▶ **Page text**:

━━━━━━━━━━━━━━━━

Orcutt: Some time before I left Miami for San Francisco in 1997, I would see Doris across the street at the Co-Operative during the day, I would buy her lunch just to sit and talk, I was also working on her website around that time, which was one of my first it and it was a great opportunity to experiment, though I don’t thick it was used for much. At the lunches I didn’t have to say much, I could just bask in her stories, the flow of language. All she talked about was the future, about projects. There was a novel she was writing, film scripts. It was an endless flow of material. I would try to ask her questions about cinema history, like who was her favorite director. “Do you like Citizen Kane?” I was just trying to figure out where she was coming from and what her background was. She had no interest at all in the history of cinema. It was just all her own creativity. She did not see herself as being part of history.

Boswell: What she always said, and we all remember this, was she got her start doing clerical work for a movie producer. She would look at all the films made by the producer and because she studied acting she had a basic sense of what narrative structure was. When her husband died, she had a slight mental collapse and kept fantasizing that her husband was still alive. She felt like this obsession was unhealthy and so to keep herself occupied she started making films. She had the formula early on: work a story in which you can show a bunch of nudity. Her first film was apparently a disaster, one we’ve never seen. Then she got money for another film, “Hideout in The Sun” (1960). Because of her cockiness, she thought she could do anything, and she came down to Miami. Whatever happened, the first effort was technically a disaster. The footage was useless, I don’t know if it was out of focus or if the cinematographer was a hack. So for a burgeoning filmmaker, that was a great learning experience. It’s like when you teach films in film school. That’s the best lesson that you can have. Kids are afraid of making mistakes but in reality this taught her everything that she should not do, so she hit her family up again.

━━━━━━━━━━━━━━━━

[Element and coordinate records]

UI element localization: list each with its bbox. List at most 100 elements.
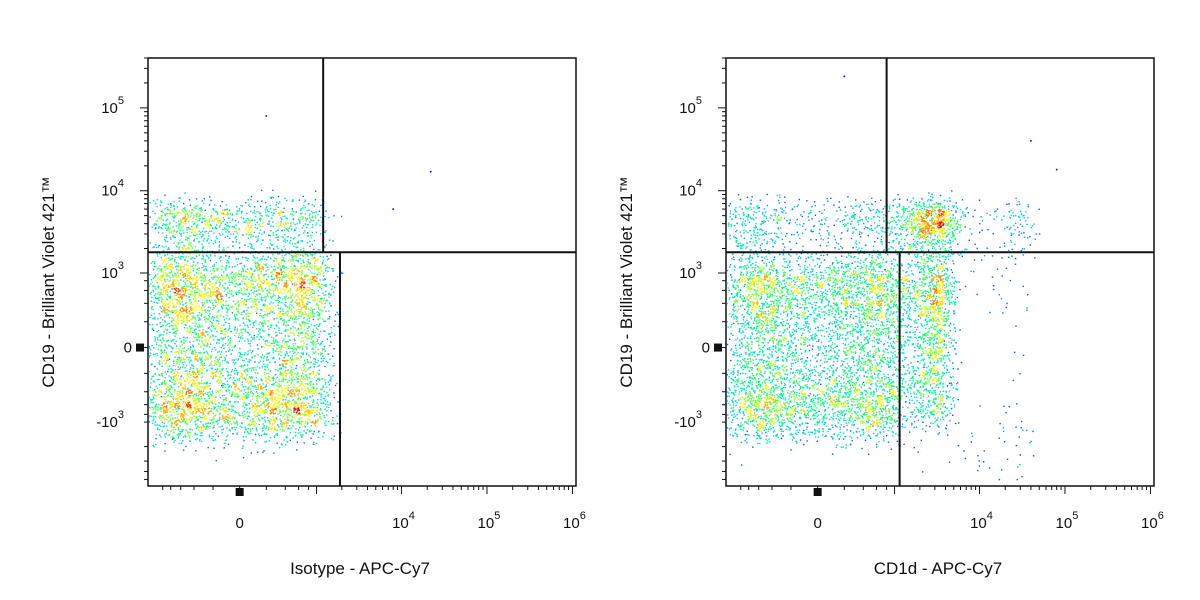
- event-dot: [290, 268, 292, 270]
- event-dot: [164, 293, 167, 295]
- event-dot: [242, 278, 244, 280]
- event-dot: [206, 381, 209, 384]
- event-dot: [279, 307, 282, 309]
- event-dot: [306, 263, 308, 266]
- event-dot: [163, 266, 166, 268]
- event-dot: [221, 414, 224, 416]
- event-dot: [293, 352, 295, 355]
- event-dot: [310, 425, 312, 427]
- event-dot: [247, 340, 250, 342]
- event-dot: [245, 369, 248, 371]
- event-dot: [160, 350, 162, 352]
- event-dot: [148, 371, 150, 373]
- event-dot: [304, 362, 306, 365]
- event-dot: [328, 333, 330, 335]
- event-dot: [300, 265, 302, 267]
- event-dot: [182, 294, 184, 296]
- event-dot: [184, 290, 187, 293]
- event-dot: [187, 400, 189, 402]
- event-dot: [248, 402, 250, 405]
- event-dot: [286, 401, 289, 403]
- event-dot: [194, 372, 196, 374]
- event-dot: [202, 394, 204, 396]
- event-dot: [159, 339, 161, 341]
- event-dot: [183, 275, 186, 278]
- event-dot: [250, 269, 252, 271]
- event-dot: [322, 401, 325, 404]
- event-dot: [241, 396, 243, 399]
- event-dot: [288, 379, 290, 382]
- event-dot: [313, 400, 315, 402]
- event-dot: [175, 347, 177, 349]
- event-dot: [314, 325, 316, 327]
- event-dot: [239, 352, 242, 354]
- event-dot: [301, 307, 303, 309]
- event-dot: [293, 415, 296, 417]
- event-dot: [209, 295, 212, 298]
- event-dot: [323, 398, 325, 400]
- event-dot: [240, 373, 243, 375]
- event-dot: [172, 304, 174, 306]
- event-dot: [254, 372, 257, 374]
- event-dot: [218, 339, 220, 341]
- event-dot: [284, 292, 287, 295]
- event-dot: [187, 270, 189, 272]
- event-dot: [268, 440, 271, 442]
- event-dot: [213, 339, 215, 341]
- event-dot: [167, 267, 169, 269]
- event-dot: [163, 278, 166, 281]
- event-dot: [291, 273, 293, 275]
- event-dot: [290, 420, 293, 422]
- event-dot: [149, 390, 151, 392]
- event-dot: [207, 411, 210, 413]
- event-dot: [323, 294, 325, 296]
- event-dot: [246, 417, 249, 420]
- event-dot: [170, 295, 172, 297]
- event-dot: [189, 330, 191, 333]
- event-dot: [173, 360, 176, 363]
- event-dot: [198, 325, 201, 327]
- event-dot: [289, 253, 291, 255]
- event-dot: [252, 292, 255, 294]
- event-dot: [267, 266, 269, 269]
- event-dot: [254, 421, 257, 423]
- event-dot: [243, 304, 245, 306]
- event-dot: [284, 298, 286, 301]
- event-dot: [197, 429, 200, 432]
- event-dot: [185, 268, 188, 271]
- event-dot: [176, 401, 178, 403]
- event-dot: [322, 385, 324, 387]
- event-dot: [298, 421, 301, 423]
- event-dot: [182, 315, 185, 317]
- event-dot: [149, 323, 151, 326]
- event-dot: [303, 402, 305, 404]
- event-dot: [258, 265, 260, 267]
- event-dot: [176, 293, 179, 295]
- event-dot: [266, 400, 268, 402]
- event-dot: [175, 305, 178, 308]
- event-dot: [156, 387, 159, 389]
- event-dot: [308, 413, 311, 415]
- event-dot: [221, 329, 223, 331]
- event-dot: [255, 376, 258, 379]
- event-dot: [254, 409, 256, 412]
- event-dot: [159, 334, 161, 336]
- event-dot: [324, 306, 326, 308]
- event-dot: [212, 392, 214, 394]
- event-dot: [260, 356, 263, 359]
- event-dot: [312, 340, 314, 343]
- event-dot: [267, 320, 269, 322]
- event-dot: [277, 272, 279, 274]
- event-dot: [225, 300, 227, 303]
- event-dot: [216, 268, 218, 270]
- event-dot: [186, 379, 188, 382]
- event-dot: [165, 285, 167, 287]
- event-dot: [314, 346, 317, 348]
- event-dot: [286, 385, 288, 387]
- event-dot: [306, 383, 308, 385]
- event-dot: [276, 343, 278, 346]
- event-dot: [163, 351, 166, 353]
- event-dot: [278, 410, 280, 412]
- event-dot: [291, 373, 293, 375]
- event-dot: [267, 276, 270, 278]
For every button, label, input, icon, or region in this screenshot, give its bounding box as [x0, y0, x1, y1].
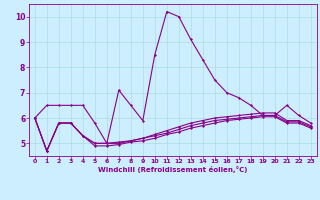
X-axis label: Windchill (Refroidissement éolien,°C): Windchill (Refroidissement éolien,°C): [98, 166, 247, 173]
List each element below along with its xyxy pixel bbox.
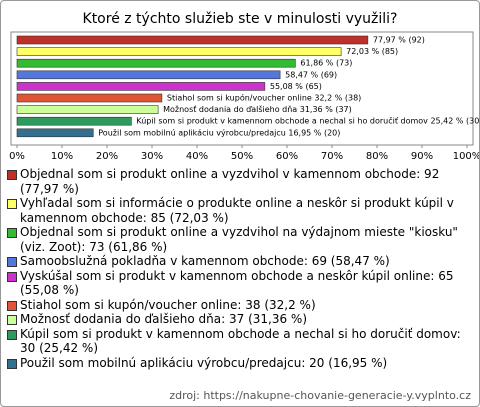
legend-item: Vyskúšal som si produkt v kamennom obcho… xyxy=(7,269,469,298)
legend-item: Kúpil som si produkt v kamennom obchode … xyxy=(7,327,469,356)
x-tick-label: 20% xyxy=(96,151,118,162)
data-label: Stiahol som si kupón/voucher online 32,2… xyxy=(167,93,361,103)
bar xyxy=(16,58,296,68)
legend-item: Objednal som si produkt online a vyzdvih… xyxy=(7,225,469,254)
legend-item: Vyhľadal som si informácie o produkte on… xyxy=(7,196,469,225)
data-label: Možnosť dodania do ďalšieho dňa 31,36 % … xyxy=(163,104,352,114)
legend-swatch xyxy=(7,358,17,369)
x-tick-label: 70% xyxy=(321,151,343,162)
chart: Ktoré z týchto služieb ste v minulosti v… xyxy=(9,11,479,162)
x-tick-label: 10% xyxy=(51,151,73,162)
source: zdroj: https://nakupne-chovanie-generaci… xyxy=(169,389,471,402)
legend-label: Objednal som si produkt online a vyzdvih… xyxy=(20,225,458,254)
chart-title: Ktoré z týchto služieb ste v minulosti v… xyxy=(83,11,398,27)
legend-label: Vyskúšal som si produkt v kamennom obcho… xyxy=(20,268,454,298)
legend: Objednal som si produkt online a vyzdvih… xyxy=(7,167,469,370)
legend-swatch xyxy=(7,170,17,180)
data-label: 72,03 % (85) xyxy=(346,47,398,56)
legend-swatch xyxy=(7,257,17,267)
data-label: 61,86 % (73) xyxy=(300,59,352,68)
data-label: 58,47 % (69) xyxy=(285,70,337,79)
legend-item: Stiahol som si kupón/voucher online: 38 … xyxy=(7,298,469,313)
legend-label: Vyhľadal som si informácie o produkte on… xyxy=(20,196,454,225)
legend-label: Samoobslužná pokladňa v kamennom obchode… xyxy=(20,254,390,268)
bar xyxy=(16,47,342,56)
legend-item: Objednal som si produkt online a vyzdvih… xyxy=(7,167,469,196)
x-tick-label: 60% xyxy=(276,151,298,162)
bar xyxy=(16,35,369,45)
bar xyxy=(16,93,163,103)
bar xyxy=(16,116,132,126)
legend-label: Objednal som si produkt online a vyzdvih… xyxy=(20,167,440,196)
data-label: Použil som mobilnú aplikáciu výrobcu/pre… xyxy=(98,128,340,137)
legend-swatch xyxy=(7,271,17,282)
legend-label: Kúpil som si produkt v kamennom obchode … xyxy=(20,326,461,356)
x-tick-label: 90% xyxy=(411,151,433,162)
x-tick-label: 50% xyxy=(231,151,253,162)
data-label: 55,08 % (65) xyxy=(270,82,322,91)
legend-swatch xyxy=(7,315,17,325)
legend-swatch xyxy=(7,300,17,311)
x-tick-label: 40% xyxy=(186,151,208,162)
bar xyxy=(16,82,266,91)
legend-item: Možnosť dodania do ďalšieho dňa: 37 (31,… xyxy=(7,312,469,327)
legend-item: Použil som mobilnú aplikáciu výrobcu/pre… xyxy=(7,356,469,371)
legend-item: Samoobslužná pokladňa v kamennom obchode… xyxy=(7,254,469,269)
bar xyxy=(16,105,159,114)
x-tick-label: 80% xyxy=(366,151,388,162)
data-label: Kúpil som si produkt v kamennom obchode … xyxy=(136,116,479,126)
x-tick-label: 30% xyxy=(141,151,163,162)
legend-swatch xyxy=(7,329,17,340)
x-tick-label: 0% xyxy=(9,151,25,162)
bar xyxy=(16,70,281,80)
legend-label: Možnosť dodania do ďalšieho dňa: 37 (31,… xyxy=(20,312,308,326)
x-tick-label: 100% xyxy=(453,151,479,162)
legend-label: Stiahol som si kupón/voucher online: 38 … xyxy=(20,297,316,312)
legend-swatch xyxy=(7,228,17,238)
data-label: 77,97 % (92) xyxy=(373,36,425,45)
legend-swatch xyxy=(7,199,17,209)
bar xyxy=(16,128,94,138)
legend-label: Použil som mobilnú aplikáciu výrobcu/pre… xyxy=(20,355,388,370)
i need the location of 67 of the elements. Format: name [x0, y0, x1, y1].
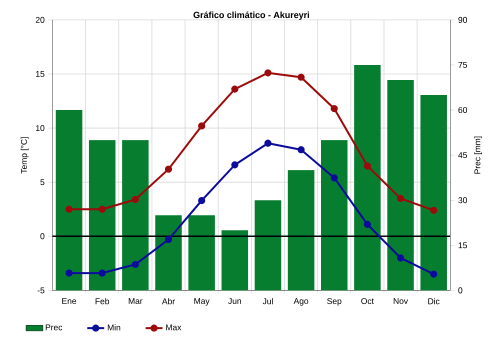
bar — [254, 200, 282, 290]
x-tick-label: Sep — [327, 298, 342, 306]
point — [231, 161, 238, 168]
y-tick-label: 10 — [36, 125, 44, 132]
y2-tick-label: 45 — [458, 152, 468, 158]
point — [231, 86, 238, 93]
y2-tick-label: 75 — [458, 62, 468, 68]
bar — [122, 140, 149, 290]
point — [264, 69, 272, 76]
point — [65, 206, 73, 213]
x-tick-label: Jun — [228, 298, 242, 304]
x-tick-label: Oct — [361, 298, 374, 304]
y2-tick-label: 30 — [458, 197, 468, 204]
bar — [320, 140, 348, 290]
y2-tick-label: 60 — [458, 107, 468, 114]
x-tick-label: Dic — [428, 298, 440, 304]
x-tick-label: May — [194, 298, 210, 306]
y2-tick-label: 90 — [458, 16, 468, 23]
x-tick-label: Ene — [62, 298, 76, 304]
point — [65, 269, 73, 277]
bar — [56, 110, 82, 290]
x-tick-label: Feb — [96, 298, 110, 304]
y-tick-label: 5 — [40, 179, 44, 186]
point — [430, 270, 438, 278]
point — [132, 260, 139, 268]
x-tick-label: Mar — [128, 298, 142, 304]
y-tick-label: 0 — [40, 233, 44, 240]
point — [164, 166, 172, 173]
y-tick-label: 20 — [36, 16, 44, 23]
point — [98, 269, 106, 277]
bar — [188, 215, 215, 290]
bar — [387, 80, 414, 290]
point — [298, 146, 305, 154]
point — [364, 220, 371, 228]
bar — [155, 215, 182, 290]
y2-tick-label: 15 — [458, 242, 468, 248]
legend-label: Min — [108, 324, 120, 330]
bar — [420, 95, 447, 290]
point — [98, 206, 106, 213]
point — [430, 206, 438, 214]
x-tick-label: Nov — [394, 298, 408, 304]
bar — [222, 230, 248, 290]
point — [298, 74, 305, 81]
point — [198, 122, 206, 130]
y-axis-title: Temp [°C] — [20, 137, 29, 174]
point — [164, 236, 172, 244]
bar — [88, 140, 116, 290]
y-tick-label: -5 — [38, 287, 44, 294]
x-tick-label: Ago — [294, 298, 308, 306]
y2-axis-title: Prec [mm] — [474, 136, 482, 174]
point — [364, 162, 371, 170]
point — [396, 194, 404, 202]
legend-label: Max — [166, 324, 182, 330]
y-tick-label: 15 — [36, 71, 44, 77]
point — [264, 140, 272, 147]
point — [330, 104, 338, 112]
bar — [288, 170, 314, 290]
legend-label: Prec — [46, 324, 62, 330]
point — [132, 196, 139, 204]
point — [396, 254, 404, 262]
point — [198, 196, 206, 204]
x-tick-label: Abr — [162, 298, 175, 304]
y2-tick-label: 0 — [458, 287, 462, 294]
chart-title: Gráfico climático - Akureyri — [194, 11, 309, 20]
point — [330, 174, 338, 182]
x-tick-label: Jul — [262, 298, 273, 304]
bar — [354, 64, 381, 290]
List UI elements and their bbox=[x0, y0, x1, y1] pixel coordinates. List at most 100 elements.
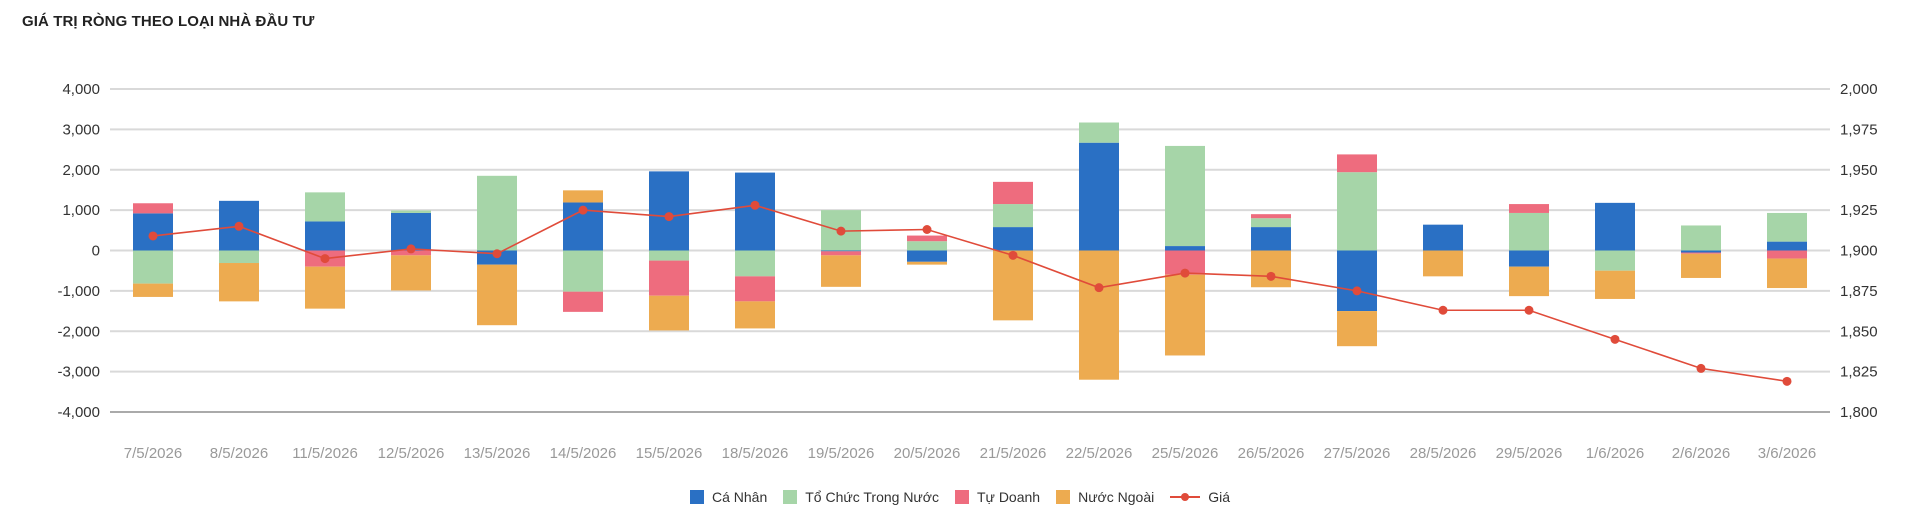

━━━━━━━━━━━━━━━━

▶ **Tasks for this exercise**:
1. Name every person mentioned by name in the interview text.
2. In the records, take the lines from the one holding "legend-item: Vyskúšal som" through the one holding "bar xyxy=(16,58,296,68)", inclusive, and swap "produkt" for "tovar". Give back only those lines.

▶ **Results for the exercise**:
1. Orcutt, Doris, Boswell

2.
legend-item: Vyskúšal som si tovar v kamennom obcho… xyxy=(7,269,469,298)
legend-item: Kúpil som si tovar v kamennom obchode … xyxy=(7,327,469,356)
x-tick-label: 20% xyxy=(96,151,118,162)
data-label: Stiahol som si kupón/voucher online 32,2… xyxy=(167,93,361,103)
bar xyxy=(16,58,296,68)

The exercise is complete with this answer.